AIM OF THE EXERCISE: Below are the records; collect from them each line containing the string "placeholder".

[begin SUPPLIED DATA]

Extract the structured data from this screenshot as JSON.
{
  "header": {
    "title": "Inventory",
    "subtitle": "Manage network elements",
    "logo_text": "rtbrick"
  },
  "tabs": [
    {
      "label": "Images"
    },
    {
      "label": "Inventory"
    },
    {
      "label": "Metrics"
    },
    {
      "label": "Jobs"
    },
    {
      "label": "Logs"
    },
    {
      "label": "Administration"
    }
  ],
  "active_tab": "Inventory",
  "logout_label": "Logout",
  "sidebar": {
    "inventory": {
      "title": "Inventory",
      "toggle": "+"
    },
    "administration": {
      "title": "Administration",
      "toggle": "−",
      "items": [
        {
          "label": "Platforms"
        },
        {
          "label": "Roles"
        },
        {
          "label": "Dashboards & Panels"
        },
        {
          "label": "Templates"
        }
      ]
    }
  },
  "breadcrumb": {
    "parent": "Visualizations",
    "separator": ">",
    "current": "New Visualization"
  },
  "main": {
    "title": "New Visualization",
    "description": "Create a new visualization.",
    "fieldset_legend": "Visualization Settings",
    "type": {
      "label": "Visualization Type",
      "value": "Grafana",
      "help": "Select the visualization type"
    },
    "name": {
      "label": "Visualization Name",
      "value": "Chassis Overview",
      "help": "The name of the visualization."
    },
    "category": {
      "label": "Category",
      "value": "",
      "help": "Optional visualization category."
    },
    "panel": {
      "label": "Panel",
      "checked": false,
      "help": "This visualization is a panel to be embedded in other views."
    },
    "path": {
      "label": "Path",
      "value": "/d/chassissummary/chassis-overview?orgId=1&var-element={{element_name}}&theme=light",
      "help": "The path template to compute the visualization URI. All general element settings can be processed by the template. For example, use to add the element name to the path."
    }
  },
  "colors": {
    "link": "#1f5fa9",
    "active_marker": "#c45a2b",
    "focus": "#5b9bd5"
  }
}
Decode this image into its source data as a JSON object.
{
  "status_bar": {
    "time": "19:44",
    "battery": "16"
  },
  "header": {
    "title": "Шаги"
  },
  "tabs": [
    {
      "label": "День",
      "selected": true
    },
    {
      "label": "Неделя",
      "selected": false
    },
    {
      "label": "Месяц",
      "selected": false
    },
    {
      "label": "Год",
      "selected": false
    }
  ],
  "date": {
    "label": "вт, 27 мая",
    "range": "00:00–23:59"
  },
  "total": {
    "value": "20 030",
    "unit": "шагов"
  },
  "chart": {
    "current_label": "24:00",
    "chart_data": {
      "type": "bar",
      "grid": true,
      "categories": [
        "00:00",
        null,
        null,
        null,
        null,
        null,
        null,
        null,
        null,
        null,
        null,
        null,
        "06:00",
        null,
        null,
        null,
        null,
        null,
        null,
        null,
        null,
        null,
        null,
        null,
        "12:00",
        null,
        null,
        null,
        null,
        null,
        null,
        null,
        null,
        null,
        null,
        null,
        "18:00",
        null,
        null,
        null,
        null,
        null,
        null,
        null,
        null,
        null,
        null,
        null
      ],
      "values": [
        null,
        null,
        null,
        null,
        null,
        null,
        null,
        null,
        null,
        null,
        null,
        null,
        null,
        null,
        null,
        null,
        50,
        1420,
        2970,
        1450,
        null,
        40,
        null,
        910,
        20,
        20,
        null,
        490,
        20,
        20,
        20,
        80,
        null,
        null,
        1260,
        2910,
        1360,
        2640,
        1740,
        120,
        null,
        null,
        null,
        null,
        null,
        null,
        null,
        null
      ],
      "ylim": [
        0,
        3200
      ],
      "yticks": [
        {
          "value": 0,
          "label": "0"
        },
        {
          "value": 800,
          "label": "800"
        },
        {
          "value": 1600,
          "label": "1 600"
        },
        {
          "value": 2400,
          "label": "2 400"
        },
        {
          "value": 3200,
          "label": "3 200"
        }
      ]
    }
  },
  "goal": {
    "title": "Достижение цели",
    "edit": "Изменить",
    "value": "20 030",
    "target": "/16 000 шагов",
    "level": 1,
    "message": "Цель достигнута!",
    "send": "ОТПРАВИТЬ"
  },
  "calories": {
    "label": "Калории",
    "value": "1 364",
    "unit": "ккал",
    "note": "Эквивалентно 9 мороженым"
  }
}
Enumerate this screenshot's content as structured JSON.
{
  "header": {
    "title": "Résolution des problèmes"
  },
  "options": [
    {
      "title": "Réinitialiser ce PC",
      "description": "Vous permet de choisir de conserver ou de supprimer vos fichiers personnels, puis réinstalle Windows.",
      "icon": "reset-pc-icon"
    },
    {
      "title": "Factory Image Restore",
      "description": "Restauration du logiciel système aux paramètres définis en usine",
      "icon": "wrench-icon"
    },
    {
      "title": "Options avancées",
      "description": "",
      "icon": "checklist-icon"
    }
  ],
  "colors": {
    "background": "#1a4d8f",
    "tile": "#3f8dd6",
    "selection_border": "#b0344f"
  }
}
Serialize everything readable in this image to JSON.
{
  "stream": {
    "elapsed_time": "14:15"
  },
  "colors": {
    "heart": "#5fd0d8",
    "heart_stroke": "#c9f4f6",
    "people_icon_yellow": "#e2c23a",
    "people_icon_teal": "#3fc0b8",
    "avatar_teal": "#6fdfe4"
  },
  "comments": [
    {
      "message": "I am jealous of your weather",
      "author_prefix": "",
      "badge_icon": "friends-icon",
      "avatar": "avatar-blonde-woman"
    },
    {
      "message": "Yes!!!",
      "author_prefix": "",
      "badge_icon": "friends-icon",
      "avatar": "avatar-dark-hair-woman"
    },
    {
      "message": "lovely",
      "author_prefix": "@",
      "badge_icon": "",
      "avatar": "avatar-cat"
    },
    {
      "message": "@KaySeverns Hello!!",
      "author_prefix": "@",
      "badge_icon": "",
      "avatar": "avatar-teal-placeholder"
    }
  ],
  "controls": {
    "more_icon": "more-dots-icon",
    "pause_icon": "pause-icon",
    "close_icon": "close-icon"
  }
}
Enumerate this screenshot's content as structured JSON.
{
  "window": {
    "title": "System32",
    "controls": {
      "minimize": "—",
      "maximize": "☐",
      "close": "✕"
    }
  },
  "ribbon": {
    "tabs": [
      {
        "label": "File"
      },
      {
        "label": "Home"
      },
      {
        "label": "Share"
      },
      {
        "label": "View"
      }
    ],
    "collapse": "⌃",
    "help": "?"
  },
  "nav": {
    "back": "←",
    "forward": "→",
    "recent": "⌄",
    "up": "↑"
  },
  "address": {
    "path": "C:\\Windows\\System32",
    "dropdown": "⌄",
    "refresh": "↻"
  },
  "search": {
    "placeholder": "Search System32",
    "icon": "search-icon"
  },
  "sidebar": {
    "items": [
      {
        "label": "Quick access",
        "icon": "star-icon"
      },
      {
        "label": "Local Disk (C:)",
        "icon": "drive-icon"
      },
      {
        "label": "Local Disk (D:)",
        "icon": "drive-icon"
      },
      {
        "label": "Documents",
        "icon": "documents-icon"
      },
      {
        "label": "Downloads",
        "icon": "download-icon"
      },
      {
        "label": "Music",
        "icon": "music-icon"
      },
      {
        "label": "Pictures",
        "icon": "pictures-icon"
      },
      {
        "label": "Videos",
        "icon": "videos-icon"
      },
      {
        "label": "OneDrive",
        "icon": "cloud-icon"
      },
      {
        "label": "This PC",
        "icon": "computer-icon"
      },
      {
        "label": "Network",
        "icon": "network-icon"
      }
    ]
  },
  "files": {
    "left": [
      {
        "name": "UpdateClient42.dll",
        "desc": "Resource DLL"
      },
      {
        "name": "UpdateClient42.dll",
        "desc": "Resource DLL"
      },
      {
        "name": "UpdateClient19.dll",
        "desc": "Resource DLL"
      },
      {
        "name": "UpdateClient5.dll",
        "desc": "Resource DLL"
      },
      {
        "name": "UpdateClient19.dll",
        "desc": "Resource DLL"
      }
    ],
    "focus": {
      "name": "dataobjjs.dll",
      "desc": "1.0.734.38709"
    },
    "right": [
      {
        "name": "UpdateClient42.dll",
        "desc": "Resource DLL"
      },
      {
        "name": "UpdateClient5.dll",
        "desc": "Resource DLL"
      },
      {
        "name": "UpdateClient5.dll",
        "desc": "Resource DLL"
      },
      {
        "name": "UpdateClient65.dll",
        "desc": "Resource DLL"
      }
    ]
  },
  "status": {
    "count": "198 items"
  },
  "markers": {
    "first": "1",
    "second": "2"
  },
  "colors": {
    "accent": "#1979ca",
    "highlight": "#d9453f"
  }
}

[end SUPPLIED DATA]

RESPONSE TO THE TASK:
      "avatar": "avatar-teal-placeholder"
    "placeholder": "Search System32",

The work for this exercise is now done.